Request: Write out the whole listing, matching it exactly.

* Begin Dataset extract *

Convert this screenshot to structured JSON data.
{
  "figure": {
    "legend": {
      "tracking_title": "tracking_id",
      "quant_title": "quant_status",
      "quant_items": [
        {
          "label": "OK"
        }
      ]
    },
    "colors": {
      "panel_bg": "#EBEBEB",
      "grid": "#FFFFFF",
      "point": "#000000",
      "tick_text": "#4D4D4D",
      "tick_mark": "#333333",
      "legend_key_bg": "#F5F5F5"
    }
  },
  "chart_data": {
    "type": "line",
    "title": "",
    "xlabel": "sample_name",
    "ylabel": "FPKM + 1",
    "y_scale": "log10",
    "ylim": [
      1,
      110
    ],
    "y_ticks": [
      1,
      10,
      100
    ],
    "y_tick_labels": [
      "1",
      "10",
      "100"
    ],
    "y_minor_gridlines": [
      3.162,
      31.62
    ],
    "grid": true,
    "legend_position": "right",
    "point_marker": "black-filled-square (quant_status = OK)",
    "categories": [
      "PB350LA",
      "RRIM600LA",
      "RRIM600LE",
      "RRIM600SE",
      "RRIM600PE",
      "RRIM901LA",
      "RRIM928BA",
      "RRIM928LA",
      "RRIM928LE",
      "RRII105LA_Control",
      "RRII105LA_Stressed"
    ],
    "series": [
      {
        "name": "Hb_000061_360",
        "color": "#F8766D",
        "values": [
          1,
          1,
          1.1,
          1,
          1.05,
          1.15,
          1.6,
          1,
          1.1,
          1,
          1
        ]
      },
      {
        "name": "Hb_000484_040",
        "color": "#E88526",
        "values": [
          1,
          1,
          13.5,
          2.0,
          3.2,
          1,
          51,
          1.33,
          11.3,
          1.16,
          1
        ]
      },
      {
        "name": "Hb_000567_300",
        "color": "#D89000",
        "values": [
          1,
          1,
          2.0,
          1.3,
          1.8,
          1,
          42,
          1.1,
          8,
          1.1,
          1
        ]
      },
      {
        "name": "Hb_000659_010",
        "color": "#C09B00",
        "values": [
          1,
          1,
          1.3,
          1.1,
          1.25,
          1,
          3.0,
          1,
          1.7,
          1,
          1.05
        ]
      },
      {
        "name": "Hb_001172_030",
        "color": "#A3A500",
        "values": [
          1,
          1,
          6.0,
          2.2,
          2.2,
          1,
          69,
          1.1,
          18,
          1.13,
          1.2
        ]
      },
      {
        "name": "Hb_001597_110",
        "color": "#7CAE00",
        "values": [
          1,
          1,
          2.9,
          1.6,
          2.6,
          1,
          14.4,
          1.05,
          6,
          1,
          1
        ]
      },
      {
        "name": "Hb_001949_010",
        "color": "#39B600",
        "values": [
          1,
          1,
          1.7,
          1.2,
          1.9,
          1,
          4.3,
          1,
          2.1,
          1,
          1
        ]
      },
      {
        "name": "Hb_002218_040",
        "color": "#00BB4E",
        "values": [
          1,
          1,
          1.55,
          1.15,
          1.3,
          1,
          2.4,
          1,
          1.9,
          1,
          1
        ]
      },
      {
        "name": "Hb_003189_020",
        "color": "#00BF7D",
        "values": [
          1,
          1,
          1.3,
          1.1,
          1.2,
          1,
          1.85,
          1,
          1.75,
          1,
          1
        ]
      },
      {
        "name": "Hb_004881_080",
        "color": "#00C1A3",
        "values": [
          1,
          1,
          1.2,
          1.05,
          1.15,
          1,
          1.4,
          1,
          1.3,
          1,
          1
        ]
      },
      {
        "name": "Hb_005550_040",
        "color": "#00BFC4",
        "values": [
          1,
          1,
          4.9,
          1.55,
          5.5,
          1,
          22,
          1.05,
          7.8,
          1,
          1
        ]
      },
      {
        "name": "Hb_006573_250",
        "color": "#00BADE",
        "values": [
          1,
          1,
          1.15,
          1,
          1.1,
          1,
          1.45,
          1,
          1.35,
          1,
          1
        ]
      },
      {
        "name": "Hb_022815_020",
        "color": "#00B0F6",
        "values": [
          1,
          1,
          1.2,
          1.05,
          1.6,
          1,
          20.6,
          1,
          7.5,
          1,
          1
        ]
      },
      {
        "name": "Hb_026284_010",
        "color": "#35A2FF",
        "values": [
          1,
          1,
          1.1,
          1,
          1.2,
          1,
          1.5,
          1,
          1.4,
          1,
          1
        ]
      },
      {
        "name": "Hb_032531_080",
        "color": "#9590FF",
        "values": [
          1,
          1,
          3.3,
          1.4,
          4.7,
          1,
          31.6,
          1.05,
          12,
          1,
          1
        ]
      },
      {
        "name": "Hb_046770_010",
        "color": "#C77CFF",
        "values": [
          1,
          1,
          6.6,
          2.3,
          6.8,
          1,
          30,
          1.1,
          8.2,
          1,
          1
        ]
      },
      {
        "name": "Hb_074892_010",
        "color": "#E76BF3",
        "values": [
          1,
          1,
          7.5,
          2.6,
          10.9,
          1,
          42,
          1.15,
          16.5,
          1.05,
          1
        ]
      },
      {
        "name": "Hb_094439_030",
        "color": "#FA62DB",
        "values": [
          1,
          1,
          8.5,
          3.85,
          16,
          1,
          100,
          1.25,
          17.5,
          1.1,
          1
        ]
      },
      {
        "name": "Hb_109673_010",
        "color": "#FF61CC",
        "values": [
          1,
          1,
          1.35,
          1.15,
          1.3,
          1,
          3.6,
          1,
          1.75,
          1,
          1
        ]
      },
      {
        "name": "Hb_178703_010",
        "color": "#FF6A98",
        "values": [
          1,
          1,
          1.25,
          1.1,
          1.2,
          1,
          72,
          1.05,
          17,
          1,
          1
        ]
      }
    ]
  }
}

* End Dataset extract *

Result of this exercise:
Convert this screenshot to structured JSON data.
{
  "figure": {
    "legend": {
      "tracking_title": "tracking_id",
      "quant_title": "quant_status",
      "quant_items": [
        {
          "label": "OK"
        }
      ]
    },
    "colors": {
      "panel_bg": "#EBEBEB",
      "grid": "#FFFFFF",
      "point": "#000000",
      "tick_text": "#4D4D4D",
      "tick_mark": "#333333",
      "legend_key_bg": "#F5F5F5"
    }
  },
  "chart_data": {
    "type": "line",
    "title": "",
    "xlabel": "sample_name",
    "ylabel": "FPKM + 1",
    "y_scale": "log10",
    "ylim": [
      1,
      110
    ],
    "y_ticks": [
      1,
      10,
      100
    ],
    "y_tick_labels": [
      "1",
      "10",
      "100"
    ],
    "y_minor_gridlines": [
      3.162,
      31.62
    ],
    "grid": true,
    "legend_position": "right",
    "point_marker": "black-filled-square (quant_status = OK)",
    "categories": [
      "PB350LA",
      "RRIM600LA",
      "RRIM600LE",
      "RRIM600SE",
      "RRIM600PE",
      "RRIM901LA",
      "RRIM928BA",
      "RRIM928LA",
      "RRIM928LE",
      "RRII105LA_Control",
      "RRII105LA_Stressed"
    ],
    "series": [
      {
        "name": "Hb_000061_360",
        "color": "#F8766D",
        "values": [
          1,
          1,
          1.1,
          1,
          1.05,
          1.15,
          1.6,
          1,
          1.1,
          1,
          1
        ]
      },
      {
        "name": "Hb_000484_040",
        "color": "#E88526",
        "values": [
          1,
          1,
          13.5,
          2.0,
          3.2,
          1,
          51,
          1.33,
          11.3,
          1.16,
          1
        ]
      },
      {
        "name": "Hb_000567_300",
        "color": "#D89000",
        "values": [
          1,
          1,
          2.0,
          1.3,
          1.8,
          1,
          42,
          1.1,
          8,
          1.1,
          1
        ]
      },
      {
        "name": "Hb_000659_010",
        "color": "#C09B00",
        "values": [
          1,
          1,
          1.3,
          1.1,
          1.25,
          1,
          3.0,
          1,
          1.7,
          1,
          1.05
        ]
      },
      {
        "name": "Hb_001172_030",
        "color": "#A3A500",
        "values": [
          1,
          1,
          6.0,
          2.2,
          2.2,
          1,
          69,
          1.1,
          18,
          1.13,
          1.2
        ]
      },
      {
        "name": "Hb_001597_110",
        "color": "#7CAE00",
        "values": [
          1,
          1,
          2.9,
          1.6,
          2.6,
          1,
          14.4,
          1.05,
          6,
          1,
          1
        ]
      },
      {
        "name": "Hb_001949_010",
        "color": "#39B600",
        "values": [
          1,
          1,
          1.7,
          1.2,
          1.9,
          1,
          4.3,
          1,
          2.1,
          1,
          1
        ]
      },
      {
        "name": "Hb_002218_040",
        "color": "#00BB4E",
        "values": [
          1,
          1,
          1.55,
          1.15,
          1.3,
          1,
          2.4,
          1,
          1.9,
          1,
          1
        ]
      },
      {
        "name": "Hb_003189_020",
        "color": "#00BF7D",
        "values": [
          1,
          1,
          1.3,
          1.1,
          1.2,
          1,
          1.85,
          1,
          1.75,
          1,
          1
        ]
      },
      {
        "name": "Hb_004881_080",
        "color": "#00C1A3",
        "values": [
          1,
          1,
          1.2,
          1.05,
          1.15,
          1,
          1.4,
          1,
          1.3,
          1,
          1
        ]
      },
      {
        "name": "Hb_005550_040",
        "color": "#00BFC4",
        "values": [
          1,
          1,
          4.9,
          1.55,
          5.5,
          1,
          22,
          1.05,
          7.8,
          1,
          1
        ]
      },
      {
        "name": "Hb_006573_250",
        "color": "#00BADE",
        "values": [
          1,
          1,
          1.15,
          1,
          1.1,
          1,
          1.45,
          1,
          1.35,
          1,
          1
        ]
      },
      {
        "name": "Hb_022815_020",
        "color": "#00B0F6",
        "values": [
          1,
          1,
          1.2,
          1.05,
          1.6,
          1,
          20.6,
          1,
          7.5,
          1,
          1
        ]
      },
      {
        "name": "Hb_026284_010",
        "color": "#35A2FF",
        "values": [
          1,
          1,
          1.1,
          1,
          1.2,
          1,
          1.5,
          1,
          1.4,
          1,
          1
        ]
      },
      {
        "name": "Hb_032531_080",
        "color": "#9590FF",
        "values": [
          1,
          1,
          3.3,
          1.4,
          4.7,
          1,
          31.6,
          1.05,
          12,
          1,
          1
        ]
      },
      {
        "name": "Hb_046770_010",
        "color": "#C77CFF",
        "values": [
          1,
          1,
          6.6,
          2.3,
          6.8,
          1,
          30,
          1.1,
          8.2,
          1,
          1
        ]
      },
      {
        "name": "Hb_074892_010",
        "color": "#E76BF3",
        "values": [
          1,
          1,
          7.5,
          2.6,
          10.9,
          1,
          42,
          1.15,
          16.5,
          1.05,
          1
        ]
      },
      {
        "name": "Hb_094439_030",
        "color": "#FA62DB",
        "values": [
          1,
          1,
          8.5,
          3.85,
          16,
          1,
          100,
          1.25,
          17.5,
          1.1,
          1
        ]
      },
      {
        "name": "Hb_109673_010",
        "color": "#FF61CC",
        "values": [
          1,
          1,
          1.35,
          1.15,
          1.3,
          1,
          3.6,
          1,
          1.75,
          1,
          1
        ]
      },
      {
        "name": "Hb_178703_010",
        "color": "#FF6A98",
        "values": [
          1,
          1,
          1.25,
          1.1,
          1.2,
          1,
          72,
          1.05,
          17,
          1,
          1
        ]
      }
    ]
  }
}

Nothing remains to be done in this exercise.